Given instruction A: Could you set down the records below word for word, from the line containing "Patent image size: (956, 1012)." through the last line of the records, including both ends?

Document segment:
-- -- --

Information Age

The Information Age (also known as the Computer Age, Digital Age, or New Media Age) is a period in human history characterized by the shift from traditional industry that the Industrial Revolution brought through industrialization, to an economy based on information computerization. The onset of the Information Age is associated with the Digital Revolution, just as the Industrial Revolution marked the onset of the Industrial Age.[1][2] The definition of what digital means (or what information means) continues to change over time as new technologies, user devices, methods of interaction with other humans and devices enter the domain of research, development and market launch.

During the Information Age, the phenomenon is that the digital industry creates a knowledge-based society surrounded by a high-tech global economy that spans over its influence on how the manufacturing throughout and the service sector operate in an efficient and convenient way. In a commercialized society, the information industry is able to allow individuals to explore their personalized needs, therefore simplifying the procedure of making decisions for transactions and significantly lowering costs for both the producers and buyers. This is accepted overwhelmingly by participants throughout the entire economic activities for efficacy purposes, and new economic incentives would then be indigenously encouraged, such as the knowledge economy.[3]

The Information Age formed by capitalizing on computer microminiaturization advances.[4] This evolution of technology in daily life and social organization has led to the fact that the modernization of information and communication processes has become the driving force of social evolution.[2]

Progression

Library expansion

Library expansion was calculated in 1945 by Fremont Rider to double in capacity every 16 years, if sufficient space were made available.[5] He advocated replacing bulky, decaying printed works with miniaturized microform analog photographs, which could be duplicated on-demand for library patrons or other institutions. He did not foresee the digital technology that would follow decades later to replace analog microform with digital imaging, storage, and transmission media. Automated, potentially lossless digital technologies allowed vast increases in the rapidity of information growth. Moore's law, which was formulated around 1965, calculated that the number of transistors in a dense integrated circuit doubles approximately every two years.[6]

The proliferation of the smaller and less expensive personal computers and improvements in computing power by the early 1980s resulted in a sudden access to and ability to share and store information for increasing numbers of workers. Connectivity between computers within companies led to the ability of workers at different levels to access greater amounts of information.

-- -- --

Supplied data:
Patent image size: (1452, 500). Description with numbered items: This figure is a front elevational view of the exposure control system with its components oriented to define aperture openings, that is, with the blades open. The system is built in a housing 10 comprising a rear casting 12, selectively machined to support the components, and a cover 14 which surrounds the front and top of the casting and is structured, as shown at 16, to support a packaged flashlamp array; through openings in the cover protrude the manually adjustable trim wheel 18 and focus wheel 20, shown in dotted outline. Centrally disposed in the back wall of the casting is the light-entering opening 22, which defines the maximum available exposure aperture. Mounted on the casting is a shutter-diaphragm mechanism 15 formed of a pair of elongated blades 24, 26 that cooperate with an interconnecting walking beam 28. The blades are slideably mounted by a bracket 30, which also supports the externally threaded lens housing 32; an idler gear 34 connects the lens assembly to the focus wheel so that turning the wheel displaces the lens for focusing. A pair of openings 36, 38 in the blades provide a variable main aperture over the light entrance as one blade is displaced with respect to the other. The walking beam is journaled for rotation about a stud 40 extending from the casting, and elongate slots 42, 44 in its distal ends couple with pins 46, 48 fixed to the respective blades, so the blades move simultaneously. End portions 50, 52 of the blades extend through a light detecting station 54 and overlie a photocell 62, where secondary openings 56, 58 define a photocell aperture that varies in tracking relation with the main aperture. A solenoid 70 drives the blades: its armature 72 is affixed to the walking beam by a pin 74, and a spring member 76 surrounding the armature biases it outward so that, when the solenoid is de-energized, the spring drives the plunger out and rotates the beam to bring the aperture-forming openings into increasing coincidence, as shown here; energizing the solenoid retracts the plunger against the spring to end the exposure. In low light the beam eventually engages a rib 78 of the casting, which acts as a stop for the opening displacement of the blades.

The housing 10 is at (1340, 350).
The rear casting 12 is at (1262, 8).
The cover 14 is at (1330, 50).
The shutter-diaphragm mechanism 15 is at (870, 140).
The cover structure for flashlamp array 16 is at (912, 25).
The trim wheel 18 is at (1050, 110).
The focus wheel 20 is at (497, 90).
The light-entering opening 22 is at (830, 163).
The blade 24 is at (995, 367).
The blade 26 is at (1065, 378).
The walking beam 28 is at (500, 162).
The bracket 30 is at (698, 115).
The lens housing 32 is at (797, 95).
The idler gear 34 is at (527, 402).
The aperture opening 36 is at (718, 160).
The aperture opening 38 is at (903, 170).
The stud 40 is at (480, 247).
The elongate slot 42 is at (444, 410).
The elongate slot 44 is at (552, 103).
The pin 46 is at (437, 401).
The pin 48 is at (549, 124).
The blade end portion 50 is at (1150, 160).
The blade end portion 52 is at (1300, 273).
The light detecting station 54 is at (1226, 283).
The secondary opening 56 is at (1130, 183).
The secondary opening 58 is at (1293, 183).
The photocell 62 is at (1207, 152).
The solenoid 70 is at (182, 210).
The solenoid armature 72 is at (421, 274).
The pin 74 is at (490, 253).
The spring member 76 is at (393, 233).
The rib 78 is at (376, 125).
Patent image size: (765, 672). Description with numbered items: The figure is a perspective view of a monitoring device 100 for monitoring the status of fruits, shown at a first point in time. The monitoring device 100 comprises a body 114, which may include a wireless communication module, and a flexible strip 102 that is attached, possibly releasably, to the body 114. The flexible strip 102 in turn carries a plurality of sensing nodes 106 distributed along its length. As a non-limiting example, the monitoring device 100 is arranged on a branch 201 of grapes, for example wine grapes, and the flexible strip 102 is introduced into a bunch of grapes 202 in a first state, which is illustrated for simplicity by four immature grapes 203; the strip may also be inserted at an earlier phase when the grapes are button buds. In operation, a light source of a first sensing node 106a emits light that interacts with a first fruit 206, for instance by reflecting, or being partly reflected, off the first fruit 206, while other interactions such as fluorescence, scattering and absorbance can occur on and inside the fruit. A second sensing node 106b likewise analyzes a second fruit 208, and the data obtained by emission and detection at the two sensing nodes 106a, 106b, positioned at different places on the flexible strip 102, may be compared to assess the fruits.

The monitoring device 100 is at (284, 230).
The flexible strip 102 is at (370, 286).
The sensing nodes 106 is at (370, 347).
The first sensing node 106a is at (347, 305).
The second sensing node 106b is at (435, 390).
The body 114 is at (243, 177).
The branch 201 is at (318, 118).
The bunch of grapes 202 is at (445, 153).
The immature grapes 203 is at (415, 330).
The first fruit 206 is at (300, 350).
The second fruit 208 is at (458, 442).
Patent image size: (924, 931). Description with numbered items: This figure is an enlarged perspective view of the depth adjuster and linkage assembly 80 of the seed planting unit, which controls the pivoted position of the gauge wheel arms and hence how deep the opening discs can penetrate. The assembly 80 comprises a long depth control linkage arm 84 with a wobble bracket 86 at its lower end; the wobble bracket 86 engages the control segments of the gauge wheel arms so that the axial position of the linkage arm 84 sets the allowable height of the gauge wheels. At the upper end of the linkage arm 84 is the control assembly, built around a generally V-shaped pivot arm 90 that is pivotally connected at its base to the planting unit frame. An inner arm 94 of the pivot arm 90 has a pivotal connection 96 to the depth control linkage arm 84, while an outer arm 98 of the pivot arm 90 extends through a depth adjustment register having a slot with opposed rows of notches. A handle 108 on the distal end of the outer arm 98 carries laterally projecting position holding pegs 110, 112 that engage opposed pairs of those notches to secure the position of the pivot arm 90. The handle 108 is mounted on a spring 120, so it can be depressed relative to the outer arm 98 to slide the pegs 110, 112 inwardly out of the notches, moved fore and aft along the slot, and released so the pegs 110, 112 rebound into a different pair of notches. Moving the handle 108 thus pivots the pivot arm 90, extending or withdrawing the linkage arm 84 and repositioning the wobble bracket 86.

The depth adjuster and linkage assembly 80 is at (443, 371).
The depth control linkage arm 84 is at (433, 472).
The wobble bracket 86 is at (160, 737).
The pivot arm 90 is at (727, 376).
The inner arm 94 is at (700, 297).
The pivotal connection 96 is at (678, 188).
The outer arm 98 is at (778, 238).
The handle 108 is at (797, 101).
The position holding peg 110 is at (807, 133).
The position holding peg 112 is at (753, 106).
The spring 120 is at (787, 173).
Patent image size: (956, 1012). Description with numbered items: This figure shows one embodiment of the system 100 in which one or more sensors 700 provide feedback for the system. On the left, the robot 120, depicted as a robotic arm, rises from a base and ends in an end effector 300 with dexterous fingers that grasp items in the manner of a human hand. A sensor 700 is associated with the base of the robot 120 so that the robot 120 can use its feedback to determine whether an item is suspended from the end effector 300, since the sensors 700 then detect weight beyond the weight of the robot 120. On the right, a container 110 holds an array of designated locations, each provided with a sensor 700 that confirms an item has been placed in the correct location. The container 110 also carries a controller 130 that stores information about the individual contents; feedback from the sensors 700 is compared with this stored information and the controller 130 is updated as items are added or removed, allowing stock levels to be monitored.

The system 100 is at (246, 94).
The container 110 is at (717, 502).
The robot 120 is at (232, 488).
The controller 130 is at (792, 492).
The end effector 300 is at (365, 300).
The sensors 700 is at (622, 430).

-- -- --

Given instruction B: Can you resume the Information Age article right after its last sentence?

Written reply A:
Patent image size: (956, 1012). Description with numbered items: This figure shows one embodiment of the system 100 in which one or more sensors 700 provide feedback for the system. On the left, the robot 120, depicted as a robotic arm, rises from a base and ends in an end effector 300 with dexterous fingers that grasp items in the manner of a human hand. A sensor 700 is associated with the base of the robot 120 so that the robot 120 can use its feedback to determine whether an item is suspended from the end effector 300, since the sensors 700 then detect weight beyond the weight of the robot 120. On the right, a container 110 holds an array of designated locations, each provided with a sensor 700 that confirms an item has been placed in the correct location. The container 110 also carries a controller 130 that stores information about the individual contents; feedback from the sensors 700 is compared with this stored information and the controller 130 is updated as items are added or removed, allowing stock levels to be monitored.

The system 100 is at (246, 94).
The container 110 is at (717, 502).
The robot 120 is at (232, 488).
The controller 130 is at (792, 492).
The end effector 300 is at (365, 300).
The sensors 700 is at (622, 430).

Written reply B:
Information storage

The world's technological capacity to store information grew from 2.6 (optimally compressed) exabytes in 1986 to 15.8 in 1993, over 54.5 in 2000, and to 295 (optimally compressed) exabytes in 2007. This is the informational equivalent to less than one 730-MB CD-ROM per person in 1986 (539 MB per person), roughly 4 CD-ROM per person of 1993, 12 CD-ROM per person in the year 2000, and almost 61 CD-ROM per person in 2007.[7] It is estimated that the world's capacity to store information has reached 5 zettabytes in 2014.[8] This is the informational equivalent of 4,500 stacks of printed books from the earth to the sun.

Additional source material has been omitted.